* WRITTEN INSTRUCTION *
In the data below, restate exactly the lines from the one with "Read all visible content and emit it as JSON." to the final line, both included, but not the pictures.
[Start LISTING]
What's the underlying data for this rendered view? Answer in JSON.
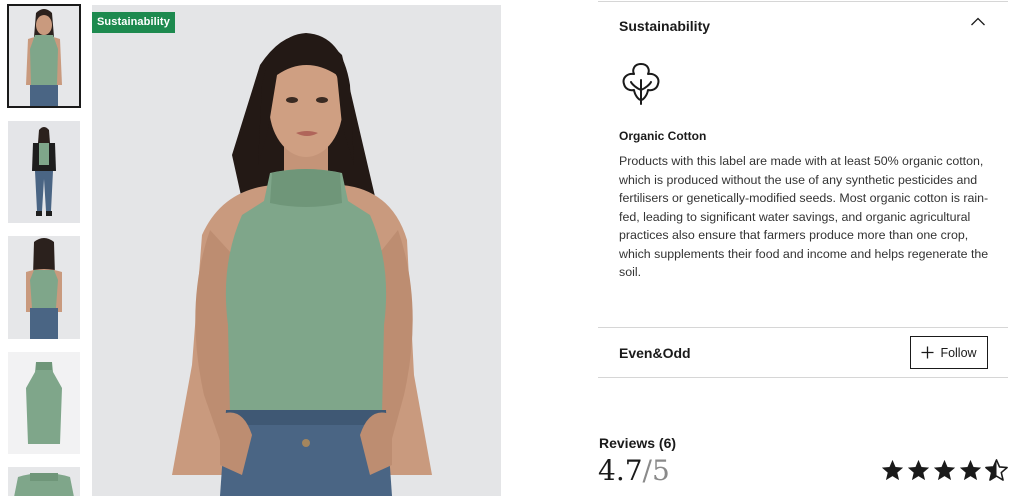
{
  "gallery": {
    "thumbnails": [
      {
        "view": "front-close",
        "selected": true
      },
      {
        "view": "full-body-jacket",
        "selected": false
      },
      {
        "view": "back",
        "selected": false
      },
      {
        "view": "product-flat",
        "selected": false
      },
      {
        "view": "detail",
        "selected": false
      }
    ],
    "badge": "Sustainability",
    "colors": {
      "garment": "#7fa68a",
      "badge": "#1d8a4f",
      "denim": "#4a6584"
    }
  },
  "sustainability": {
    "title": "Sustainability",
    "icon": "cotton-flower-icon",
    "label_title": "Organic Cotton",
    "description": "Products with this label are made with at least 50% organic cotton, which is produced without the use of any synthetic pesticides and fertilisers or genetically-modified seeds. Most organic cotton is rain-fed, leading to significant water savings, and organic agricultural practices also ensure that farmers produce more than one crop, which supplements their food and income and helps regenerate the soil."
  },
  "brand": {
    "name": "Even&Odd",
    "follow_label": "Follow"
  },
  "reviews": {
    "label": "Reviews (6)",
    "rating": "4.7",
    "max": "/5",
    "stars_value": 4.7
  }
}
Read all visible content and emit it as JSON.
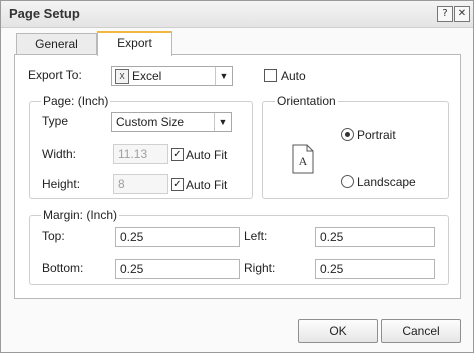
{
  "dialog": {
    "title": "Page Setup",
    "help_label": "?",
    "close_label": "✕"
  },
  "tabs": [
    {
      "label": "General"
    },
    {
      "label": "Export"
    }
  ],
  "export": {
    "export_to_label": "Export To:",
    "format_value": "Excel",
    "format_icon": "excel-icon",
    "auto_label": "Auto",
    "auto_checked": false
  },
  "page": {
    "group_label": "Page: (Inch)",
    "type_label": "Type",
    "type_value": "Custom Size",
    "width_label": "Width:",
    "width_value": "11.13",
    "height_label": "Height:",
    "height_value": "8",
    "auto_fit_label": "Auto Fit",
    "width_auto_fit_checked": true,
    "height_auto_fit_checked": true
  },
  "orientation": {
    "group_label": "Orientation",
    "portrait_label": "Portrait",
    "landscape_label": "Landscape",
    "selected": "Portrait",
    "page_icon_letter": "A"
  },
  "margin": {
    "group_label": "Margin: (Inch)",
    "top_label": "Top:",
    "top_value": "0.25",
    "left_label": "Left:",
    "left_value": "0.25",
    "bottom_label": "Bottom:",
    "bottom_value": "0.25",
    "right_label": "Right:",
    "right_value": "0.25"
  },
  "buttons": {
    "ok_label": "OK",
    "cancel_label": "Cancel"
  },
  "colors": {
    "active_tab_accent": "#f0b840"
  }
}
[End LISTING]
* FINISHED TASK *
Read all visible content and emit it as JSON.
{
  "dialog": {
    "title": "Page Setup",
    "help_label": "?",
    "close_label": "✕"
  },
  "tabs": [
    {
      "label": "General"
    },
    {
      "label": "Export"
    }
  ],
  "export": {
    "export_to_label": "Export To:",
    "format_value": "Excel",
    "format_icon": "excel-icon",
    "auto_label": "Auto",
    "auto_checked": false
  },
  "page": {
    "group_label": "Page: (Inch)",
    "type_label": "Type",
    "type_value": "Custom Size",
    "width_label": "Width:",
    "width_value": "11.13",
    "height_label": "Height:",
    "height_value": "8",
    "auto_fit_label": "Auto Fit",
    "width_auto_fit_checked": true,
    "height_auto_fit_checked": true
  },
  "orientation": {
    "group_label": "Orientation",
    "portrait_label": "Portrait",
    "landscape_label": "Landscape",
    "selected": "Portrait",
    "page_icon_letter": "A"
  },
  "margin": {
    "group_label": "Margin: (Inch)",
    "top_label": "Top:",
    "top_value": "0.25",
    "left_label": "Left:",
    "left_value": "0.25",
    "bottom_label": "Bottom:",
    "bottom_value": "0.25",
    "right_label": "Right:",
    "right_value": "0.25"
  },
  "buttons": {
    "ok_label": "OK",
    "cancel_label": "Cancel"
  },
  "colors": {
    "active_tab_accent": "#f0b840"
  }
}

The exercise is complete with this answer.